(Dataset excerpts)
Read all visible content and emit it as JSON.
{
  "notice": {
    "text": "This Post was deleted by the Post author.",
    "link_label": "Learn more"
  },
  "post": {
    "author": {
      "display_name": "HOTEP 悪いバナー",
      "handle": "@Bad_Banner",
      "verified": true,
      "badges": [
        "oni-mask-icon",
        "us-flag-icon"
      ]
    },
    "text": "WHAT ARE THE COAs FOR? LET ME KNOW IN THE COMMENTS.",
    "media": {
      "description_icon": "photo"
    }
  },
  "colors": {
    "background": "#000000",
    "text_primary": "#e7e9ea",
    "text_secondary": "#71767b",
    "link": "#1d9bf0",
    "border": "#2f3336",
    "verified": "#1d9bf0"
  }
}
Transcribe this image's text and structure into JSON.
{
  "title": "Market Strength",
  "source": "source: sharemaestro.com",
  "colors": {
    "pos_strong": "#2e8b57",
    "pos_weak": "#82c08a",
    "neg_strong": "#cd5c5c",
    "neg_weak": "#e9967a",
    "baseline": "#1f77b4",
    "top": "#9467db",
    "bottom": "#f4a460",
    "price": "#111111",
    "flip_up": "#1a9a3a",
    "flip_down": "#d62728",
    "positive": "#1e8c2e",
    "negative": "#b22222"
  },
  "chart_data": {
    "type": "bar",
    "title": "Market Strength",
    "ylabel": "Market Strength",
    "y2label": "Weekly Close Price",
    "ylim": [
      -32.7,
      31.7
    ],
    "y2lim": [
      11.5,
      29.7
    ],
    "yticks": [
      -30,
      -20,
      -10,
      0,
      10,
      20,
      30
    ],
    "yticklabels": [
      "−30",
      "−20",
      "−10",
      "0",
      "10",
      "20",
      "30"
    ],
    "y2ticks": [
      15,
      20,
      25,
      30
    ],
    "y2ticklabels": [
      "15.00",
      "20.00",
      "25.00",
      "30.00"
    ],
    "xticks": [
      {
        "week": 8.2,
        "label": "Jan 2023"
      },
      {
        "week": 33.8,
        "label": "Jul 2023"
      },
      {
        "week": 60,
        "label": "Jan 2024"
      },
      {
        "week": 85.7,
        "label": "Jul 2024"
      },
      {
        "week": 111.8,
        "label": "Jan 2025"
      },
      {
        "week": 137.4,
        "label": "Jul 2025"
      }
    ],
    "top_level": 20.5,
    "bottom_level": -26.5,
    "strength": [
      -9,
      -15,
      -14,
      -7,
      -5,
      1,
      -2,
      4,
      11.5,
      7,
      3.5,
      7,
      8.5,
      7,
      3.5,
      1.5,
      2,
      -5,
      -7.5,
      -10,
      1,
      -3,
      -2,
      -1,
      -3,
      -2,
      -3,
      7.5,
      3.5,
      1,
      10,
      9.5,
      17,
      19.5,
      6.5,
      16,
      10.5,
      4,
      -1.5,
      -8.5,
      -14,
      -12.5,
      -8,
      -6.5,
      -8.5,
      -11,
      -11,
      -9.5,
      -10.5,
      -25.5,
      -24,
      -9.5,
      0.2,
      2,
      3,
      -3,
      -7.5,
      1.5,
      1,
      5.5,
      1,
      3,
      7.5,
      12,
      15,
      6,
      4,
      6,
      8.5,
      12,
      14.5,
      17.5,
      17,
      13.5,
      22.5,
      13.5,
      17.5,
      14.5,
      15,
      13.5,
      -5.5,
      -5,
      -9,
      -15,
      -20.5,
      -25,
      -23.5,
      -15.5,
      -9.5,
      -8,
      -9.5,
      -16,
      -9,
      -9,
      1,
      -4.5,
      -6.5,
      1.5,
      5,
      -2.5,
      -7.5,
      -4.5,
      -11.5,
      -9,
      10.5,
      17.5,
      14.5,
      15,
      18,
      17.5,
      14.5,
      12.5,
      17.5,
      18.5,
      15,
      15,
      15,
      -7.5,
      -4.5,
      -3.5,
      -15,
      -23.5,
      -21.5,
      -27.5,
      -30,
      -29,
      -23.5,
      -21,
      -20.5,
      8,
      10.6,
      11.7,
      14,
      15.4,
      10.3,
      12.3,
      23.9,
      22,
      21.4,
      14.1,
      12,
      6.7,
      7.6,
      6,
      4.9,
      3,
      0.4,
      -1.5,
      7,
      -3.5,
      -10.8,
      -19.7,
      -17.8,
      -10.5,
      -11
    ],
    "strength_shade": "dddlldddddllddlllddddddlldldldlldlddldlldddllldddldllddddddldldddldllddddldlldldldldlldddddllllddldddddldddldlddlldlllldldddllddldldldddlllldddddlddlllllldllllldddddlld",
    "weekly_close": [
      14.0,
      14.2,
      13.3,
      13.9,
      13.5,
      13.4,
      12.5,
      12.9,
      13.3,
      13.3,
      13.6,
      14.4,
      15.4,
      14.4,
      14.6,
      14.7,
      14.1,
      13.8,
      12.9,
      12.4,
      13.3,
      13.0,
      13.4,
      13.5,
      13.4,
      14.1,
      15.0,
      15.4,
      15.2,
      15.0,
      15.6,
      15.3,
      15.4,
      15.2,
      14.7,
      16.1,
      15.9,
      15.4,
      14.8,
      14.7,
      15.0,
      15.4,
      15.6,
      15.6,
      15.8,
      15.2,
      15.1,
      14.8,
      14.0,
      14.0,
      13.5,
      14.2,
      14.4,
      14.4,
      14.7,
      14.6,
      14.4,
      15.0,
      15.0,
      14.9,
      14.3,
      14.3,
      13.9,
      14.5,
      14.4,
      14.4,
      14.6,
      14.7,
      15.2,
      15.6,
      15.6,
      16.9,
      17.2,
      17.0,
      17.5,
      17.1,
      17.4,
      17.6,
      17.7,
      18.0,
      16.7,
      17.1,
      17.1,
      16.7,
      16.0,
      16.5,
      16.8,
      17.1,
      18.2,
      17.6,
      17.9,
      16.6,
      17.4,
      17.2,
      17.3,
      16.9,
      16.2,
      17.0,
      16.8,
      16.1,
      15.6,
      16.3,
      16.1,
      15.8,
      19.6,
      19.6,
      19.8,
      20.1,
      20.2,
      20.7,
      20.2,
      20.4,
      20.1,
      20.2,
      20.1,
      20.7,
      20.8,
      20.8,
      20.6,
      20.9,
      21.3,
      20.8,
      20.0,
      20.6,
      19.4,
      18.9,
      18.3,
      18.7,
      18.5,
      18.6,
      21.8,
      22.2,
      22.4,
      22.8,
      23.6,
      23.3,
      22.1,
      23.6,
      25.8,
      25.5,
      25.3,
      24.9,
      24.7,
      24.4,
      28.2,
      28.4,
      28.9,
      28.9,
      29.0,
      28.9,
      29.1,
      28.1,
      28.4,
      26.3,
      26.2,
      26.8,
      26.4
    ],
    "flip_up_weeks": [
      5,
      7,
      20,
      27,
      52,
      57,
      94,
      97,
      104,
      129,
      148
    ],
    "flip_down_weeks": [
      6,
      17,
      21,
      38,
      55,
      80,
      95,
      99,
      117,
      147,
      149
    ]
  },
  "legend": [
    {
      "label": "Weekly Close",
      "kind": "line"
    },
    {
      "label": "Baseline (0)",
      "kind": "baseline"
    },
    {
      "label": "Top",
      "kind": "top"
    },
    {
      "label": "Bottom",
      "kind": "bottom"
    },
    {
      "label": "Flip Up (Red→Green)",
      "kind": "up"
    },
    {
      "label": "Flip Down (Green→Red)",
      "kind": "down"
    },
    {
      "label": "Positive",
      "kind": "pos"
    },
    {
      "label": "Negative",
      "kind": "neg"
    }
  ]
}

> Directions:
Transcribe the material above in its entirety. Match it exactly.

> Response below:
Read all visible content and emit it as JSON.
{
  "notice": {
    "text": "This Post was deleted by the Post author.",
    "link_label": "Learn more"
  },
  "post": {
    "author": {
      "display_name": "HOTEP 悪いバナー",
      "handle": "@Bad_Banner",
      "verified": true,
      "badges": [
        "oni-mask-icon",
        "us-flag-icon"
      ]
    },
    "text": "WHAT ARE THE COAs FOR? LET ME KNOW IN THE COMMENTS.",
    "media": {
      "description_icon": "photo"
    }
  },
  "colors": {
    "background": "#000000",
    "text_primary": "#e7e9ea",
    "text_secondary": "#71767b",
    "link": "#1d9bf0",
    "border": "#2f3336",
    "verified": "#1d9bf0"
  }
}
Transcribe this image's text and structure into JSON.
{
  "title": "Market Strength",
  "source": "source: sharemaestro.com",
  "colors": {
    "pos_strong": "#2e8b57",
    "pos_weak": "#82c08a",
    "neg_strong": "#cd5c5c",
    "neg_weak": "#e9967a",
    "baseline": "#1f77b4",
    "top": "#9467db",
    "bottom": "#f4a460",
    "price": "#111111",
    "flip_up": "#1a9a3a",
    "flip_down": "#d62728",
    "positive": "#1e8c2e",
    "negative": "#b22222"
  },
  "chart_data": {
    "type": "bar",
    "title": "Market Strength",
    "ylabel": "Market Strength",
    "y2label": "Weekly Close Price",
    "ylim": [
      -32.7,
      31.7
    ],
    "y2lim": [
      11.5,
      29.7
    ],
    "yticks": [
      -30,
      -20,
      -10,
      0,
      10,
      20,
      30
    ],
    "yticklabels": [
      "−30",
      "−20",
      "−10",
      "0",
      "10",
      "20",
      "30"
    ],
    "y2ticks": [
      15,
      20,
      25,
      30
    ],
    "y2ticklabels": [
      "15.00",
      "20.00",
      "25.00",
      "30.00"
    ],
    "xticks": [
      {
        "week": 8.2,
        "label": "Jan 2023"
      },
      {
        "week": 33.8,
        "label": "Jul 2023"
      },
      {
        "week": 60,
        "label": "Jan 2024"
      },
      {
        "week": 85.7,
        "label": "Jul 2024"
      },
      {
        "week": 111.8,
        "label": "Jan 2025"
      },
      {
        "week": 137.4,
        "label": "Jul 2025"
      }
    ],
    "top_level": 20.5,
    "bottom_level": -26.5,
    "strength": [
      -9,
      -15,
      -14,
      -7,
      -5,
      1,
      -2,
      4,
      11.5,
      7,
      3.5,
      7,
      8.5,
      7,
      3.5,
      1.5,
      2,
      -5,
      -7.5,
      -10,
      1,
      -3,
      -2,
      -1,
      -3,
      -2,
      -3,
      7.5,
      3.5,
      1,
      10,
      9.5,
      17,
      19.5,
      6.5,
      16,
      10.5,
      4,
      -1.5,
      -8.5,
      -14,
      -12.5,
      -8,
      -6.5,
      -8.5,
      -11,
      -11,
      -9.5,
      -10.5,
      -25.5,
      -24,
      -9.5,
      0.2,
      2,
      3,
      -3,
      -7.5,
      1.5,
      1,
      5.5,
      1,
      3,
      7.5,
      12,
      15,
      6,
      4,
      6,
      8.5,
      12,
      14.5,
      17.5,
      17,
      13.5,
      22.5,
      13.5,
      17.5,
      14.5,
      15,
      13.5,
      -5.5,
      -5,
      -9,
      -15,
      -20.5,
      -25,
      -23.5,
      -15.5,
      -9.5,
      -8,
      -9.5,
      -16,
      -9,
      -9,
      1,
      -4.5,
      -6.5,
      1.5,
      5,
      -2.5,
      -7.5,
      -4.5,
      -11.5,
      -9,
      10.5,
      17.5,
      14.5,
      15,
      18,
      17.5,
      14.5,
      12.5,
      17.5,
      18.5,
      15,
      15,
      15,
      -7.5,
      -4.5,
      -3.5,
      -15,
      -23.5,
      -21.5,
      -27.5,
      -30,
      -29,
      -23.5,
      -21,
      -20.5,
      8,
      10.6,
      11.7,
      14,
      15.4,
      10.3,
      12.3,
      23.9,
      22,
      21.4,
      14.1,
      12,
      6.7,
      7.6,
      6,
      4.9,
      3,
      0.4,
      -1.5,
      7,
      -3.5,
      -10.8,
      -19.7,
      -17.8,
      -10.5,
      -11
    ],
    "strength_shade": "dddlldddddllddlllddddddlldldldlldlddldlldddllldddldllddddddldldddldllddddldlldldldldlldddddllllddldddddldddldlddlldlllldldddllddldldldddlllldddddlddlllllldllllldddddlld",
    "weekly_close": [
      14.0,
      14.2,
      13.3,
      13.9,
      13.5,
      13.4,
      12.5,
      12.9,
      13.3,
      13.3,
      13.6,
      14.4,
      15.4,
      14.4,
      14.6,
      14.7,
      14.1,
      13.8,
      12.9,
      12.4,
      13.3,
      13.0,
      13.4,
      13.5,
      13.4,
      14.1,
      15.0,
      15.4,
      15.2,
      15.0,
      15.6,
      15.3,
      15.4,
      15.2,
      14.7,
      16.1,
      15.9,
      15.4,
      14.8,
      14.7,
      15.0,
      15.4,
      15.6,
      15.6,
      15.8,
      15.2,
      15.1,
      14.8,
      14.0,
      14.0,
      13.5,
      14.2,
      14.4,
      14.4,
      14.7,
      14.6,
      14.4,
      15.0,
      15.0,
      14.9,
      14.3,
      14.3,
      13.9,
      14.5,
      14.4,
      14.4,
      14.6,
      14.7,
      15.2,
      15.6,
      15.6,
      16.9,
      17.2,
      17.0,
      17.5,
      17.1,
      17.4,
      17.6,
      17.7,
      18.0,
      16.7,
      17.1,
      17.1,
      16.7,
      16.0,
      16.5,
      16.8,
      17.1,
      18.2,
      17.6,
      17.9,
      16.6,
      17.4,
      17.2,
      17.3,
      16.9,
      16.2,
      17.0,
      16.8,
      16.1,
      15.6,
      16.3,
      16.1,
      15.8,
      19.6,
      19.6,
      19.8,
      20.1,
      20.2,
      20.7,
      20.2,
      20.4,
      20.1,
      20.2,
      20.1,
      20.7,
      20.8,
      20.8,
      20.6,
      20.9,
      21.3,
      20.8,
      20.0,
      20.6,
      19.4,
      18.9,
      18.3,
      18.7,
      18.5,
      18.6,
      21.8,
      22.2,
      22.4,
      22.8,
      23.6,
      23.3,
      22.1,
      23.6,
      25.8,
      25.5,
      25.3,
      24.9,
      24.7,
      24.4,
      28.2,
      28.4,
      28.9,
      28.9,
      29.0,
      28.9,
      29.1,
      28.1,
      28.4,
      26.3,
      26.2,
      26.8,
      26.4
    ],
    "flip_up_weeks": [
      5,
      7,
      20,
      27,
      52,
      57,
      94,
      97,
      104,
      129,
      148
    ],
    "flip_down_weeks": [
      6,
      17,
      21,
      38,
      55,
      80,
      95,
      99,
      117,
      147,
      149
    ]
  },
  "legend": [
    {
      "label": "Weekly Close",
      "kind": "line"
    },
    {
      "label": "Baseline (0)",
      "kind": "baseline"
    },
    {
      "label": "Top",
      "kind": "top"
    },
    {
      "label": "Bottom",
      "kind": "bottom"
    },
    {
      "label": "Flip Up (Red→Green)",
      "kind": "up"
    },
    {
      "label": "Flip Down (Green→Red)",
      "kind": "down"
    },
    {
      "label": "Positive",
      "kind": "pos"
    },
    {
      "label": "Negative",
      "kind": "neg"
    }
  ]
}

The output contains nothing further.